**Short task**
Nothing may be dropped or altered: reproduce all the data.
***** Excerpted records *****
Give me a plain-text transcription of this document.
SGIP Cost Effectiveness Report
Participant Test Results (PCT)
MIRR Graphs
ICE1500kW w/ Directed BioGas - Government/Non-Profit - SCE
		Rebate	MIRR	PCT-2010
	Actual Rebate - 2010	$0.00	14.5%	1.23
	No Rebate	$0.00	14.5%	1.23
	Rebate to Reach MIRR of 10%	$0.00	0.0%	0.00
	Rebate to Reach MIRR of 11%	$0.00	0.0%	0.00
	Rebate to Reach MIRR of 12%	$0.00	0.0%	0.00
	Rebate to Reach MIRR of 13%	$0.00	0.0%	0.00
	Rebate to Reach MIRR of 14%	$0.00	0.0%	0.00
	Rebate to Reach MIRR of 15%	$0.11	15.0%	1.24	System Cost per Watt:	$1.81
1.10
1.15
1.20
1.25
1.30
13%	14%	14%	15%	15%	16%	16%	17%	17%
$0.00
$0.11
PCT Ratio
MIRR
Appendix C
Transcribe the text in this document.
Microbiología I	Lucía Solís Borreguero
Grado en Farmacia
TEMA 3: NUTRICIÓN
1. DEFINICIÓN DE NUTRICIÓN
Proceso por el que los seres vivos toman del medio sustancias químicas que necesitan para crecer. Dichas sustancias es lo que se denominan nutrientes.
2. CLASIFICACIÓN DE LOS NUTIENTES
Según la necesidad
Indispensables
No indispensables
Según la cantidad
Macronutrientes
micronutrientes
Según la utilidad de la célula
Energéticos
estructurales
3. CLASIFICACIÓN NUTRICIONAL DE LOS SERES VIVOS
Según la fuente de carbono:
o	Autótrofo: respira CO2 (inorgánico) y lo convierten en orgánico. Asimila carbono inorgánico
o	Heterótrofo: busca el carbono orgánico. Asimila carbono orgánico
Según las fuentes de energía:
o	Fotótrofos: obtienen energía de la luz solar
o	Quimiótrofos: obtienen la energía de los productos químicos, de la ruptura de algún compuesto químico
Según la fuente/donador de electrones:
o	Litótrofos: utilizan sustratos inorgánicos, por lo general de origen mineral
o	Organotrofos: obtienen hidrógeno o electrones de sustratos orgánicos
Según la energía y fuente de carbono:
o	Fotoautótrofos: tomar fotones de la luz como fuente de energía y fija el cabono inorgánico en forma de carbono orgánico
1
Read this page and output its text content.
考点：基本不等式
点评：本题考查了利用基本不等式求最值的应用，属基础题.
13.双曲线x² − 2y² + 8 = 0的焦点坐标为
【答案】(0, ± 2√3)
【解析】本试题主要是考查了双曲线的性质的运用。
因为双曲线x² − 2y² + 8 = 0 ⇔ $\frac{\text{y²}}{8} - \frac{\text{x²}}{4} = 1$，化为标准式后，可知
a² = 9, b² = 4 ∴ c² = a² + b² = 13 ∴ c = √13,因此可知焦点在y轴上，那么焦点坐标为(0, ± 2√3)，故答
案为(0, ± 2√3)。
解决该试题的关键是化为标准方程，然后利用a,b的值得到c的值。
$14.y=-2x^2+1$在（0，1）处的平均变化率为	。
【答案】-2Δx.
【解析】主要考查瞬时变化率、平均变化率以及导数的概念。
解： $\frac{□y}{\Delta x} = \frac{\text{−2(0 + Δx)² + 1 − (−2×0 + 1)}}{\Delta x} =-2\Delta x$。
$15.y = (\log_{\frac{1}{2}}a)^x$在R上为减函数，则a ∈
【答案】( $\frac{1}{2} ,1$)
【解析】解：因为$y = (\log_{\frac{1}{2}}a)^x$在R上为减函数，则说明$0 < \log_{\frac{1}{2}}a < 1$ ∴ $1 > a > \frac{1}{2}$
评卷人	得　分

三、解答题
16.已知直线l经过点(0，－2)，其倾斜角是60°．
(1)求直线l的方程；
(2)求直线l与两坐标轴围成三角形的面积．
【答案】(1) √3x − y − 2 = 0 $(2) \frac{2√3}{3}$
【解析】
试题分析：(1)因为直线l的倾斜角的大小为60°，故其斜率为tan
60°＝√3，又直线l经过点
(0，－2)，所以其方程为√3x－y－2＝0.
*****
**Answer to the exercise**
Give me a plain-text transcription of this document.
SGIP Cost Effectiveness Report
Participant Test Results (PCT)
MIRR Graphs
ICE1500kW w/ Directed BioGas - Government/Non-Profit - SCE
		Rebate	MIRR	PCT-2010
	Actual Rebate - 2010	$0.00	14.5%	1.23
	No Rebate	$0.00	14.5%	1.23
	Rebate to Reach MIRR of 10%	$0.00	0.0%	0.00
	Rebate to Reach MIRR of 11%	$0.00	0.0%	0.00
	Rebate to Reach MIRR of 12%	$0.00	0.0%	0.00
	Rebate to Reach MIRR of 13%	$0.00	0.0%	0.00
	Rebate to Reach MIRR of 14%	$0.00	0.0%	0.00
	Rebate to Reach MIRR of 15%	$0.11	15.0%	1.24	System Cost per Watt:	$1.81
1.10
1.15
1.20
1.25
1.30
13%	14%	14%	15%	15%	16%	16%	17%	17%
$0.00
$0.11
PCT Ratio
MIRR
Appendix C
Transcribe the text in this document.
Microbiología I	Lucía Solís Borreguero
Grado en Farmacia
TEMA 3: NUTRICIÓN
1. DEFINICIÓN DE NUTRICIÓN
Proceso por el que los seres vivos toman del medio sustancias químicas que necesitan para crecer. Dichas sustancias es lo que se denominan nutrientes.
2. CLASIFICACIÓN DE LOS NUTIENTES
Según la necesidad
Indispensables
No indispensables
Según la cantidad
Macronutrientes
micronutrientes
Según la utilidad de la célula
Energéticos
estructurales
3. CLASIFICACIÓN NUTRICIONAL DE LOS SERES VIVOS
Según la fuente de carbono:
o	Autótrofo: respira CO2 (inorgánico) y lo convierten en orgánico. Asimila carbono inorgánico
o	Heterótrofo: busca el carbono orgánico. Asimila carbono orgánico
Según las fuentes de energía:
o	Fotótrofos: obtienen energía de la luz solar
o	Quimiótrofos: obtienen la energía de los productos químicos, de la ruptura de algún compuesto químico
Según la fuente/donador de electrones:
o	Litótrofos: utilizan sustratos inorgánicos, por lo general de origen mineral
o	Organotrofos: obtienen hidrógeno o electrones de sustratos orgánicos
Según la energía y fuente de carbono:
o	Fotoautótrofos: tomar fotones de la luz como fuente de energía y fija el cabono inorgánico en forma de carbono orgánico
1
Read this page and output its text content.
考点：基本不等式
点评：本题考查了利用基本不等式求最值的应用，属基础题.
13.双曲线x² − 2y² + 8 = 0的焦点坐标为
【答案】(0, ± 2√3)
【解析】本试题主要是考查了双曲线的性质的运用。
因为双曲线x² − 2y² + 8 = 0 ⇔ $\frac{\text{y²}}{8} - \frac{\text{x²}}{4} = 1$，化为标准式后，可知
a² = 9, b² = 4 ∴ c² = a² + b² = 13 ∴ c = √13,因此可知焦点在y轴上，那么焦点坐标为(0, ± 2√3)，故答
案为(0, ± 2√3)。
解决该试题的关键是化为标准方程，然后利用a,b的值得到c的值。
$14.y=-2x^2+1$在（0，1）处的平均变化率为	。
【答案】-2Δx.
【解析】主要考查瞬时变化率、平均变化率以及导数的概念。
解： $\frac{□y}{\Delta x} = \frac{\text{−2(0 + Δx)² + 1 − (−2×0 + 1)}}{\Delta x} =-2\Delta x$。
$15.y = (\log_{\frac{1}{2}}a)^x$在R上为减函数，则a ∈
【答案】( $\frac{1}{2} ,1$)
【解析】解：因为$y = (\log_{\frac{1}{2}}a)^x$在R上为减函数，则说明$0 < \log_{\frac{1}{2}}a < 1$ ∴ $1 > a > \frac{1}{2}$
评卷人	得　分

三、解答题
16.已知直线l经过点(0，－2)，其倾斜角是60°．
(1)求直线l的方程；
(2)求直线l与两坐标轴围成三角形的面积．
【答案】(1) √3x − y − 2 = 0 $(2) \frac{2√3}{3}$
【解析】
试题分析：(1)因为直线l的倾斜角的大小为60°，故其斜率为tan
60°＝√3，又直线l经过点
(0，－2)，所以其方程为√3x－y－2＝0.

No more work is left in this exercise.